Challenge
Report how many lines of the entries below contain the word "Stretch", and nothing more.

Dataset listings of figures:
|---|

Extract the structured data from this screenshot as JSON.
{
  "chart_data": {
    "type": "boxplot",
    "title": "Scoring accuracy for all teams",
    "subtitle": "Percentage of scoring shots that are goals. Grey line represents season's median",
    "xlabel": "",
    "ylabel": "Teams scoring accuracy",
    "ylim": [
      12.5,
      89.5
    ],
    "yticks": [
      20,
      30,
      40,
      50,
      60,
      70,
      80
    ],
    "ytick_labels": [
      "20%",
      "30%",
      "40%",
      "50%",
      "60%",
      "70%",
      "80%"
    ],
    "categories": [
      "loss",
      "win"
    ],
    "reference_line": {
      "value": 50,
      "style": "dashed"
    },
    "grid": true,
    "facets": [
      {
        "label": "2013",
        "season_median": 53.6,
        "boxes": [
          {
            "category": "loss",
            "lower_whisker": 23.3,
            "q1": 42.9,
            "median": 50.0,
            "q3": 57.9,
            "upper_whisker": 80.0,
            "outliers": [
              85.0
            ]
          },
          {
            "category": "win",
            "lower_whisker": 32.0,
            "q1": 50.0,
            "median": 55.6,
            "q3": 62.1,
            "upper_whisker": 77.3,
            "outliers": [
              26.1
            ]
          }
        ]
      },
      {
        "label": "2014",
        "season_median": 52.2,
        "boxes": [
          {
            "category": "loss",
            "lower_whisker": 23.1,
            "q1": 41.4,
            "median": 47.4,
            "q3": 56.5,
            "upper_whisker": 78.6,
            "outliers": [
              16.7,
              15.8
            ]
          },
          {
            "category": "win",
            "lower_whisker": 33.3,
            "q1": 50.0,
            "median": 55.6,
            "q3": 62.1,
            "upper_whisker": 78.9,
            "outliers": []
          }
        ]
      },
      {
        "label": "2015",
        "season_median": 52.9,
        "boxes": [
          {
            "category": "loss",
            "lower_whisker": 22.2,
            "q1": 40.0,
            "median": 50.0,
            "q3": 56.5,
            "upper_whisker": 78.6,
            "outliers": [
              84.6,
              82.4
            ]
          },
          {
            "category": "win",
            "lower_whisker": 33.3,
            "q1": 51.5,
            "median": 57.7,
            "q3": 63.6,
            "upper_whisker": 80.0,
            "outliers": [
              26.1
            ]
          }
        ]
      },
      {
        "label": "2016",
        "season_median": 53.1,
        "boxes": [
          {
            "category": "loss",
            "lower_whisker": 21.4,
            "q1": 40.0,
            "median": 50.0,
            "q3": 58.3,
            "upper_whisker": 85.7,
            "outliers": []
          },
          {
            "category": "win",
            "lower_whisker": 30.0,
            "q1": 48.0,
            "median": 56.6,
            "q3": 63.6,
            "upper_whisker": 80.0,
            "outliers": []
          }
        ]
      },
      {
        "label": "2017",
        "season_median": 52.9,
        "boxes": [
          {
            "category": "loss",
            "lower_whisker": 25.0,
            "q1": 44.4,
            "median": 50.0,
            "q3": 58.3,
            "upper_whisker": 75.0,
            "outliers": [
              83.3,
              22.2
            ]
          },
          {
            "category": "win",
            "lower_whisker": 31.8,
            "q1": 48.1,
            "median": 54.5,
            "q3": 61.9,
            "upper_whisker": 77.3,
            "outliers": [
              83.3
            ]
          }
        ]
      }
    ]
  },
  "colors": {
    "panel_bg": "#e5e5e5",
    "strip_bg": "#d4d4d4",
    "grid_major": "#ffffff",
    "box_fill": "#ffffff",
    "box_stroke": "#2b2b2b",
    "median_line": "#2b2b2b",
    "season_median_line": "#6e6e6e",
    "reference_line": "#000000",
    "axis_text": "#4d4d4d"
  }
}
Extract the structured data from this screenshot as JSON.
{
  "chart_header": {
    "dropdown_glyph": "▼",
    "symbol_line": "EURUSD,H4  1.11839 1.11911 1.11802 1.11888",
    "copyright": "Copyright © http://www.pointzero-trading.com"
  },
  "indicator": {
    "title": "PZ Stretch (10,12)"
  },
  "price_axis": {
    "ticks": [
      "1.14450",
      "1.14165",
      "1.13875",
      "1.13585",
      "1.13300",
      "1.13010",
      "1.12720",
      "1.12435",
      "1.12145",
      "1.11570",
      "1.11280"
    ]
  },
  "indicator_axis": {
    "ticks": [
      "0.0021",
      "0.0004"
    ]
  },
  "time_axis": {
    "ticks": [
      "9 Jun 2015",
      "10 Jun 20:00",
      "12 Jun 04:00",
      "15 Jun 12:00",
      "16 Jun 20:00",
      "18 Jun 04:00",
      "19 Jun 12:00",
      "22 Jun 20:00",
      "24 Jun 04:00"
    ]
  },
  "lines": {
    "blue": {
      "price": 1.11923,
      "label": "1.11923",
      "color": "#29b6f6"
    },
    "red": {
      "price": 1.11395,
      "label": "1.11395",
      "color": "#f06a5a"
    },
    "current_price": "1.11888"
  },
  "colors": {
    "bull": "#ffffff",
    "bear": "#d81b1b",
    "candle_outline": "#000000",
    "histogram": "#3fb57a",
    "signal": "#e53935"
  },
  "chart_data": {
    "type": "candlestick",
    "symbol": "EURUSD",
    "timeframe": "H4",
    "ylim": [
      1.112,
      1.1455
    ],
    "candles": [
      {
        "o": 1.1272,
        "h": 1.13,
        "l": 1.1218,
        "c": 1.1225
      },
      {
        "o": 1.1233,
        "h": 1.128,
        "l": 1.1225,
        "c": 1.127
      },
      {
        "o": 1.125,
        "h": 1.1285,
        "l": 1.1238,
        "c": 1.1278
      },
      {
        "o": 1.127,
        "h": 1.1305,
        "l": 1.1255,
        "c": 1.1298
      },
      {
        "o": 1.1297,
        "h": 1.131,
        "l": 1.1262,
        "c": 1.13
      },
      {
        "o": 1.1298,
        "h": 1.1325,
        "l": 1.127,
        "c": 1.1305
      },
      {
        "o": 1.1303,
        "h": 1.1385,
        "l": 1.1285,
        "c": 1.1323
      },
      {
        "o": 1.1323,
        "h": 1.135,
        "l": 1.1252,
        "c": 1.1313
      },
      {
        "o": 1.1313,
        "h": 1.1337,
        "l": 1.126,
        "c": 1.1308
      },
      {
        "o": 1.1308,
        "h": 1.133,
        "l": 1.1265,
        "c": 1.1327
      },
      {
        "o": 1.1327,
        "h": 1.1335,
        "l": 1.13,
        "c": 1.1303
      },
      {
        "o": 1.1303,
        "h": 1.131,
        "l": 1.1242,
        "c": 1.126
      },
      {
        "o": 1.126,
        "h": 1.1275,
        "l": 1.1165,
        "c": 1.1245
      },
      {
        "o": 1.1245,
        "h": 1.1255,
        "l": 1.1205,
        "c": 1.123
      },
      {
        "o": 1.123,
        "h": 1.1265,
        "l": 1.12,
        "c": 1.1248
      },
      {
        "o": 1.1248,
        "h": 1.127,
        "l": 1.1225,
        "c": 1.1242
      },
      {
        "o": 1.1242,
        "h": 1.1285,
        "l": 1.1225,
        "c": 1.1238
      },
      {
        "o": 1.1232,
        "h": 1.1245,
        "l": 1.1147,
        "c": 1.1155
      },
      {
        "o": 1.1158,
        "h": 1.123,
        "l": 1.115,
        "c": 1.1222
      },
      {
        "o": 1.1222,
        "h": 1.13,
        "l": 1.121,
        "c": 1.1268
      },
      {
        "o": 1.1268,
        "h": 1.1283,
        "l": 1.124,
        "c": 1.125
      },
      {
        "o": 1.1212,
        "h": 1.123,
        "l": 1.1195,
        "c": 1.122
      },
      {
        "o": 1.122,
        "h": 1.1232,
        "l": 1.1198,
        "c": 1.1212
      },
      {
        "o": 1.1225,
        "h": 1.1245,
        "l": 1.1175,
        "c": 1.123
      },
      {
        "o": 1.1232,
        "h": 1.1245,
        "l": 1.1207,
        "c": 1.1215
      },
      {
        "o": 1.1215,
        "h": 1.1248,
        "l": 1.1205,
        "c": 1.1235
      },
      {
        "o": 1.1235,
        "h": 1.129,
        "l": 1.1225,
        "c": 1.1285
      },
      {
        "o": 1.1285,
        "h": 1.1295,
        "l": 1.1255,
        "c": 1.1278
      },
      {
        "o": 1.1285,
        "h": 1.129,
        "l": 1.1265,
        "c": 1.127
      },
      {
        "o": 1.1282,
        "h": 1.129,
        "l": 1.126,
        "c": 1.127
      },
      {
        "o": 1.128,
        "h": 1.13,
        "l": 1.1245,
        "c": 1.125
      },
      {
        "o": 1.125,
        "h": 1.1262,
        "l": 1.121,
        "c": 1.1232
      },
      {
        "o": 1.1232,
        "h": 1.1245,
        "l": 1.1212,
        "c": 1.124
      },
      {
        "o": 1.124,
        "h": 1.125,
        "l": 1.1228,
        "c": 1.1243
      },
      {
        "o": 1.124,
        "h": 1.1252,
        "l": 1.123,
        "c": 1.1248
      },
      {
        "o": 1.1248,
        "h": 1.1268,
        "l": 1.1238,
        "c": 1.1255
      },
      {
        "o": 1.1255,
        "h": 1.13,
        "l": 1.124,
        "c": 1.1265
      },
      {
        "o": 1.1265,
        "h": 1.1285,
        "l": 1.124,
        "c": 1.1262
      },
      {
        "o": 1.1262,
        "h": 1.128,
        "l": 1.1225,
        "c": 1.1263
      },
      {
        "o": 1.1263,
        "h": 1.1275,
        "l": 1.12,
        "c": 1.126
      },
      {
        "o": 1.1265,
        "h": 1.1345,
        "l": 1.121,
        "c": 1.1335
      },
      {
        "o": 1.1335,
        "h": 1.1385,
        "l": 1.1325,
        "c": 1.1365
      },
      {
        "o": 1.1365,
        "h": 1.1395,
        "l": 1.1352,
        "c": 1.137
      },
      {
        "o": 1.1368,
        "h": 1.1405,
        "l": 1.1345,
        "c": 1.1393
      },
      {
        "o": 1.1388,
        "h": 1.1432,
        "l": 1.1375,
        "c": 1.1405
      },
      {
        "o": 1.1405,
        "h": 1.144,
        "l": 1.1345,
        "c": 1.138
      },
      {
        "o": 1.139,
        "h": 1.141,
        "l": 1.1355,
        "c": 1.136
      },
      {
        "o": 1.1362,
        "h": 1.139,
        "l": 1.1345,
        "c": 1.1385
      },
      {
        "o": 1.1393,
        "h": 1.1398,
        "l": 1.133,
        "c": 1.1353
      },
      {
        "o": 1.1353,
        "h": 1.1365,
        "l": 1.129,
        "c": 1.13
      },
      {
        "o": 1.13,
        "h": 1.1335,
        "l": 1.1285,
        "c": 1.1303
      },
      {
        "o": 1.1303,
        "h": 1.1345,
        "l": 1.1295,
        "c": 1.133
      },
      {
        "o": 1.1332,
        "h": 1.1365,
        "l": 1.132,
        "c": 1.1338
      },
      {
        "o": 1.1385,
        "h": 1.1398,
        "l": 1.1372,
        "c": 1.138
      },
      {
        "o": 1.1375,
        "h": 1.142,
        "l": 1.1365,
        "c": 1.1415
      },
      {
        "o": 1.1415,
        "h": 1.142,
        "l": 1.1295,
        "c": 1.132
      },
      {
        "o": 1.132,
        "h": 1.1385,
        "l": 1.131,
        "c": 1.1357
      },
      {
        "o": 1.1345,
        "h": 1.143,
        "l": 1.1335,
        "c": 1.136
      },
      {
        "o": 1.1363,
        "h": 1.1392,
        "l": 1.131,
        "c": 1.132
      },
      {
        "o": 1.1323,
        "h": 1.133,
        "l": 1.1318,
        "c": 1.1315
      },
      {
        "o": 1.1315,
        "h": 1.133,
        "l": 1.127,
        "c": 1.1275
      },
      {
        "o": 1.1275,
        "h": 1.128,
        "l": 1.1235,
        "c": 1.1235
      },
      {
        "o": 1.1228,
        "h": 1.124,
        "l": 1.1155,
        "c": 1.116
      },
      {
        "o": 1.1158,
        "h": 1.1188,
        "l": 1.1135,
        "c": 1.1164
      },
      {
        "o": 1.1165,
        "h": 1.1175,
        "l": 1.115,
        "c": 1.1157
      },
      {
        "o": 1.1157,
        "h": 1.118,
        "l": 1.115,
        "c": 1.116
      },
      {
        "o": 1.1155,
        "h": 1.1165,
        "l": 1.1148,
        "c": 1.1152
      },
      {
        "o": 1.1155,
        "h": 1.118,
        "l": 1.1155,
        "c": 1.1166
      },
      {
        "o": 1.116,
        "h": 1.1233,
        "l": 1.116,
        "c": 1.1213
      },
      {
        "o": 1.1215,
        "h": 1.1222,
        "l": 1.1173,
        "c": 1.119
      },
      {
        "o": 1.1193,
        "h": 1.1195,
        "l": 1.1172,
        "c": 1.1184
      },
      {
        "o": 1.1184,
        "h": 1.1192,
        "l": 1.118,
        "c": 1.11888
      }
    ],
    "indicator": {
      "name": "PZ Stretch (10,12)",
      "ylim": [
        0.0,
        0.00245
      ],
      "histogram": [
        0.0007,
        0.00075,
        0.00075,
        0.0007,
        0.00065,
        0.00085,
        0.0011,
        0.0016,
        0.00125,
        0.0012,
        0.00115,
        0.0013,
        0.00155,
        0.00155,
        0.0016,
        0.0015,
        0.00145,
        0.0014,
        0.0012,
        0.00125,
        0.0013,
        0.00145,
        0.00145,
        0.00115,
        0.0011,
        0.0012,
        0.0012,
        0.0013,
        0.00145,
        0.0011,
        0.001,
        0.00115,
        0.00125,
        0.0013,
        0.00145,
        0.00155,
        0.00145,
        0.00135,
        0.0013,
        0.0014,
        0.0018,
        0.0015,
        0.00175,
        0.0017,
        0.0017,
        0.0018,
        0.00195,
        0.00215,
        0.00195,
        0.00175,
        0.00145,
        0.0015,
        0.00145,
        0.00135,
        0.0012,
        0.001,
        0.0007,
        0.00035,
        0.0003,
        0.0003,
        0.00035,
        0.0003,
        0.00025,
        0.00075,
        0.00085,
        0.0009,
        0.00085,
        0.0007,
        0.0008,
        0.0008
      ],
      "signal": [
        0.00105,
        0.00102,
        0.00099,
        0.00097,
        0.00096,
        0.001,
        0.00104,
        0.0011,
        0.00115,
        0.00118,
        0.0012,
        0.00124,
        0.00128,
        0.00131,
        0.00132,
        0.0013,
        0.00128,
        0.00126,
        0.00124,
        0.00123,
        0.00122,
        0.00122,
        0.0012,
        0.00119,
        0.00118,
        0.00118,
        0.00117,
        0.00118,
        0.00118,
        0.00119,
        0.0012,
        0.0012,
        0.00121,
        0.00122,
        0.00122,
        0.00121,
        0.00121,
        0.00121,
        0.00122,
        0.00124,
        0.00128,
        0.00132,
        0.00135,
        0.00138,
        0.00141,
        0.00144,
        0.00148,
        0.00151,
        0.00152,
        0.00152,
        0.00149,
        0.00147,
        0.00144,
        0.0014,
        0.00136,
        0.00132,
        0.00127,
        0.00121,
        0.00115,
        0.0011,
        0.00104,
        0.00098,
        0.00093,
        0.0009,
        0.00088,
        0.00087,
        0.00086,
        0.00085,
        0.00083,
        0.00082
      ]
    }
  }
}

|---|

Complete answer
2